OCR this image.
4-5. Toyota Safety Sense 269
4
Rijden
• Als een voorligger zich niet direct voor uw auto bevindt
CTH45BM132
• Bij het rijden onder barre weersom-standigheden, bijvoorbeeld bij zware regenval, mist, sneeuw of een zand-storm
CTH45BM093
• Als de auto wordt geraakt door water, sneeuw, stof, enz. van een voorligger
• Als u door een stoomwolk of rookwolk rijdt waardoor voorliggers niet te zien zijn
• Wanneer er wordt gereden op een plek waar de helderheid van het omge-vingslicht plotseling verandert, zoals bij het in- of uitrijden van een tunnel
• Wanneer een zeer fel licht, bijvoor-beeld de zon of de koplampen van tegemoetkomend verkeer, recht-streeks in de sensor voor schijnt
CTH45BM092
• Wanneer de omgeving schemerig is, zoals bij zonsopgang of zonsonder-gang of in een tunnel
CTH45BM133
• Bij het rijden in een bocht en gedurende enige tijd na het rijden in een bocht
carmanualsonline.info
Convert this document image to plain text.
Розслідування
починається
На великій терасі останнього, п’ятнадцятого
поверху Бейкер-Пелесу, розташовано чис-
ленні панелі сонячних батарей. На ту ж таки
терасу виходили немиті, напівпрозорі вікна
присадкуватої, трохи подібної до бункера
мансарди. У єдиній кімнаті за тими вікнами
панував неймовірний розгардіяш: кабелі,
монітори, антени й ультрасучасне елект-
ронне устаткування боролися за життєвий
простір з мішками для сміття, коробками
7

☆ ☆ ☆

CHALLENGE - Copy every record exactly as presented.

CORRECT OUTPUT -
OCR this image.
4-5. Toyota Safety Sense 269
4
Rijden
• Als een voorligger zich niet direct voor uw auto bevindt
CTH45BM132
• Bij het rijden onder barre weersom-standigheden, bijvoorbeeld bij zware regenval, mist, sneeuw of een zand-storm
CTH45BM093
• Als de auto wordt geraakt door water, sneeuw, stof, enz. van een voorligger
• Als u door een stoomwolk of rookwolk rijdt waardoor voorliggers niet te zien zijn
• Wanneer er wordt gereden op een plek waar de helderheid van het omge-vingslicht plotseling verandert, zoals bij het in- of uitrijden van een tunnel
• Wanneer een zeer fel licht, bijvoor-beeld de zon of de koplampen van tegemoetkomend verkeer, recht-streeks in de sensor voor schijnt
CTH45BM092
• Wanneer de omgeving schemerig is, zoals bij zonsopgang of zonsonder-gang of in een tunnel
CTH45BM133
• Bij het rijden in een bocht en gedurende enige tijd na het rijden in een bocht
carmanualsonline.info
Convert this document image to plain text.
Розслідування
починається
На великій терасі останнього, п’ятнадцятого
поверху Бейкер-Пелесу, розташовано чис-
ленні панелі сонячних батарей. На ту ж таки
терасу виходили немиті, напівпрозорі вікна
присадкуватої, трохи подібної до бункера
мансарди. У єдиній кімнаті за тими вікнами
панував неймовірний розгардіяш: кабелі,
монітори, антени й ультрасучасне елект-
ронне устаткування боролися за життєвий
простір з мішками для сміття, коробками
7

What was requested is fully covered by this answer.